Stored data:
***
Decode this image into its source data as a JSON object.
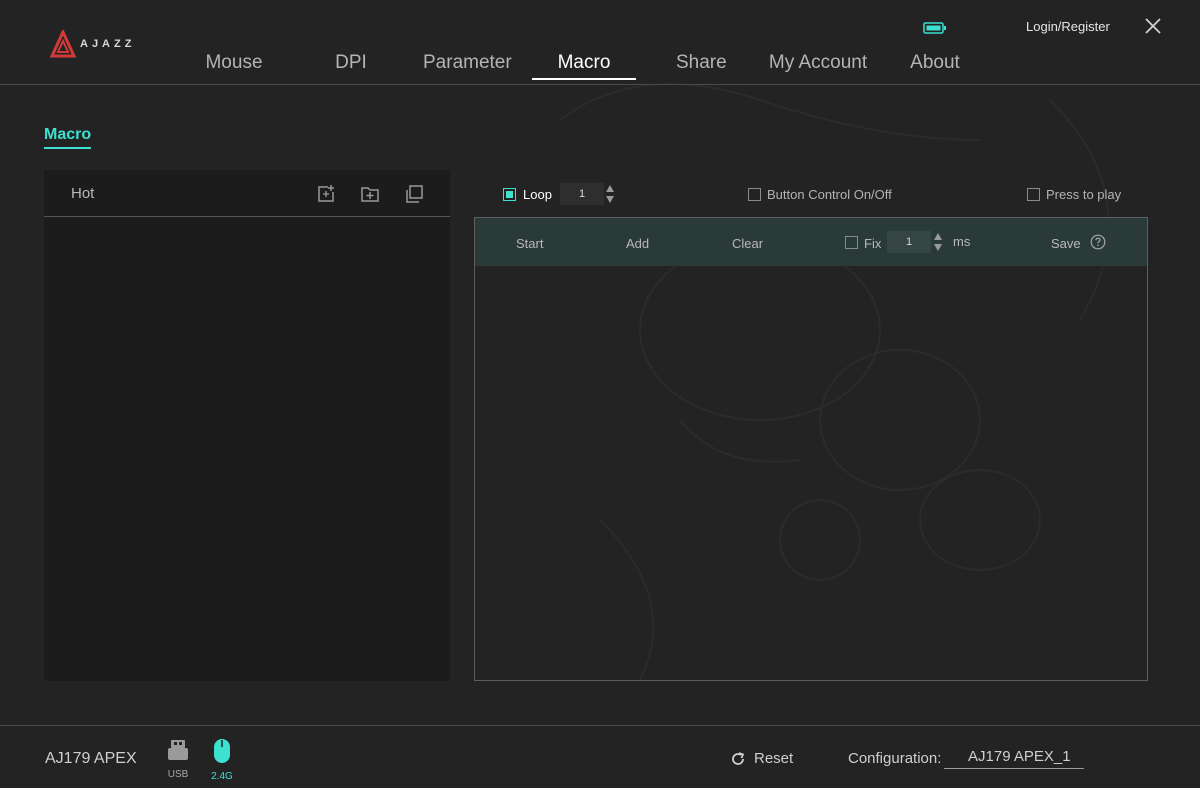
{
  "header": {
    "logo_text": "AJAZZ",
    "login_label": "Login/Register",
    "tabs": [
      {
        "label": "Mouse"
      },
      {
        "label": "DPI"
      },
      {
        "label": "Parameter"
      },
      {
        "label": "Macro",
        "active": true
      },
      {
        "label": "Share"
      },
      {
        "label": "My Account"
      },
      {
        "label": "About"
      }
    ]
  },
  "section": {
    "title": "Macro"
  },
  "macro_list": {
    "header": "Hot",
    "icons": [
      "add-macro-icon",
      "add-folder-icon",
      "copy-icon"
    ]
  },
  "options": {
    "loop_label": "Loop",
    "loop_checked": true,
    "loop_count": "1",
    "button_control_label": "Button Control On/Off",
    "button_control_checked": false,
    "press_to_play_label": "Press to play",
    "press_to_play_checked": false
  },
  "editor": {
    "start_label": "Start",
    "add_label": "Add",
    "clear_label": "Clear",
    "fix_label": "Fix",
    "fix_checked": false,
    "fix_value": "1",
    "unit_label": "ms",
    "save_label": "Save"
  },
  "footer": {
    "device_name": "AJ179 APEX",
    "usb_label": "USB",
    "wireless_label": "2.4G",
    "reset_label": "Reset",
    "config_label": "Configuration:",
    "config_value": "AJ179 APEX_1"
  },
  "colors": {
    "accent": "#3ee0d0",
    "background": "#232323",
    "panel": "#1c1c1c",
    "editor_bar": "#2a3a38"
  }
}
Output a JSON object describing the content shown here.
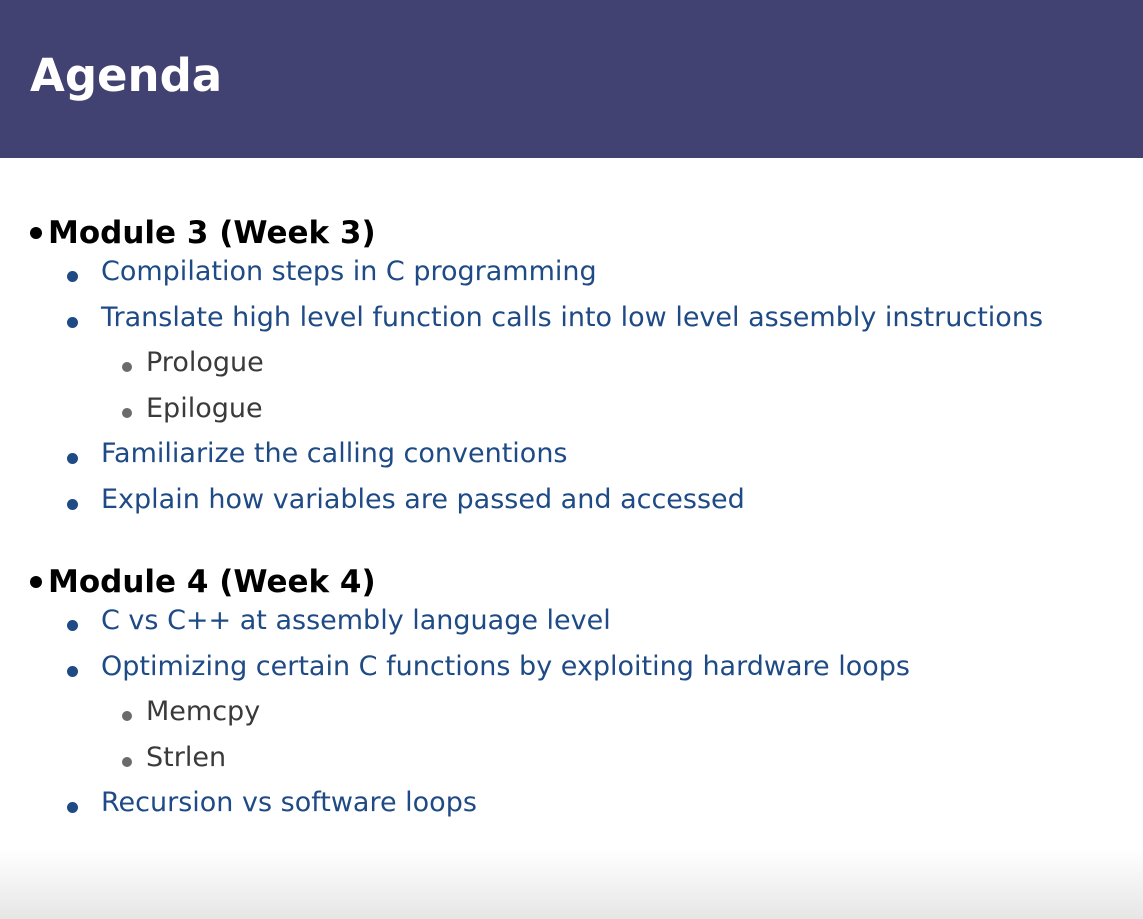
{
  "slide": {
    "title": "Agenda",
    "modules": [
      {
        "heading": "Module 3 (Week 3)",
        "items": [
          {
            "text": "Compilation steps in C programming",
            "level": 1
          },
          {
            "text": "Translate high level function calls into low level assembly instructions",
            "level": 1
          },
          {
            "text": "Prologue",
            "level": 2
          },
          {
            "text": "Epilogue",
            "level": 2
          },
          {
            "text": "Familiarize the calling conventions",
            "level": 1
          },
          {
            "text": "Explain how variables are passed and accessed",
            "level": 1
          }
        ]
      },
      {
        "heading": "Module 4 (Week 4)",
        "items": [
          {
            "text": "C vs C++ at assembly language level",
            "level": 1
          },
          {
            "text": "Optimizing certain C functions by exploiting hardware loops",
            "level": 1
          },
          {
            "text": "Memcpy",
            "level": 2
          },
          {
            "text": "Strlen",
            "level": 2
          },
          {
            "text": "Recursion vs software loops",
            "level": 1
          }
        ]
      }
    ]
  },
  "colors": {
    "title_bar": "#414272",
    "title_text": "#ffffff",
    "heading_text": "#000000",
    "level1_text": "#1e4a85",
    "level2_text": "#3a3a3a",
    "level2_bullet": "#6b6b6b"
  }
}
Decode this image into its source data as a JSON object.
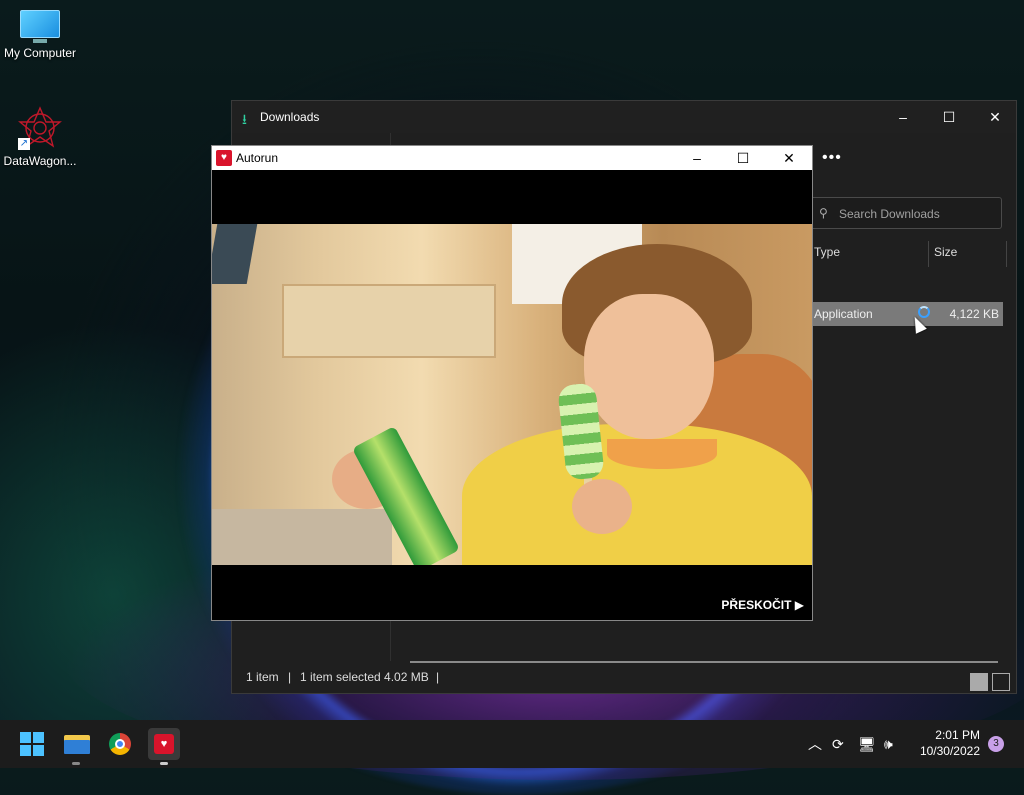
***
**To do:** The records above are to be quoted exactly, with all pictures left out.

**Finished answer:**
Decode this image into its source data as a JSON object.
{
  "header": {
    "logo_text": "AJAZZ",
    "login_label": "Login/Register",
    "tabs": [
      {
        "label": "Mouse"
      },
      {
        "label": "DPI"
      },
      {
        "label": "Parameter"
      },
      {
        "label": "Macro",
        "active": true
      },
      {
        "label": "Share"
      },
      {
        "label": "My Account"
      },
      {
        "label": "About"
      }
    ]
  },
  "section": {
    "title": "Macro"
  },
  "macro_list": {
    "header": "Hot",
    "icons": [
      "add-macro-icon",
      "add-folder-icon",
      "copy-icon"
    ]
  },
  "options": {
    "loop_label": "Loop",
    "loop_checked": true,
    "loop_count": "1",
    "button_control_label": "Button Control On/Off",
    "button_control_checked": false,
    "press_to_play_label": "Press to play",
    "press_to_play_checked": false
  },
  "editor": {
    "start_label": "Start",
    "add_label": "Add",
    "clear_label": "Clear",
    "fix_label": "Fix",
    "fix_checked": false,
    "fix_value": "1",
    "unit_label": "ms",
    "save_label": "Save"
  },
  "footer": {
    "device_name": "AJ179 APEX",
    "usb_label": "USB",
    "wireless_label": "2.4G",
    "reset_label": "Reset",
    "config_label": "Configuration:",
    "config_value": "AJ179 APEX_1"
  },
  "colors": {
    "accent": "#3ee0d0",
    "background": "#232323",
    "panel": "#1c1c1c",
    "editor_bar": "#2a3a38"
  }
}
Output a JSON object describing the content shown here.
{
  "slide": {
    "title": "Agenda",
    "modules": [
      {
        "heading": "Module 3 (Week 3)",
        "items": [
          {
            "text": "Compilation steps in C programming",
            "level": 1
          },
          {
            "text": "Translate high level function calls into low level assembly instructions",
            "level": 1
          },
          {
            "text": "Prologue",
            "level": 2
          },
          {
            "text": "Epilogue",
            "level": 2
          },
          {
            "text": "Familiarize the calling conventions",
            "level": 1
          },
          {
            "text": "Explain how variables are passed and accessed",
            "level": 1
          }
        ]
      },
      {
        "heading": "Module 4 (Week 4)",
        "items": [
          {
            "text": "C vs C++ at assembly language level",
            "level": 1
          },
          {
            "text": "Optimizing certain C functions by exploiting hardware loops",
            "level": 1
          },
          {
            "text": "Memcpy",
            "level": 2
          },
          {
            "text": "Strlen",
            "level": 2
          },
          {
            "text": "Recursion vs software loops",
            "level": 1
          }
        ]
      }
    ]
  },
  "colors": {
    "title_bar": "#414272",
    "title_text": "#ffffff",
    "heading_text": "#000000",
    "level1_text": "#1e4a85",
    "level2_text": "#3a3a3a",
    "level2_bullet": "#6b6b6b"
  }
}
Decode this image into its source data as a JSON object.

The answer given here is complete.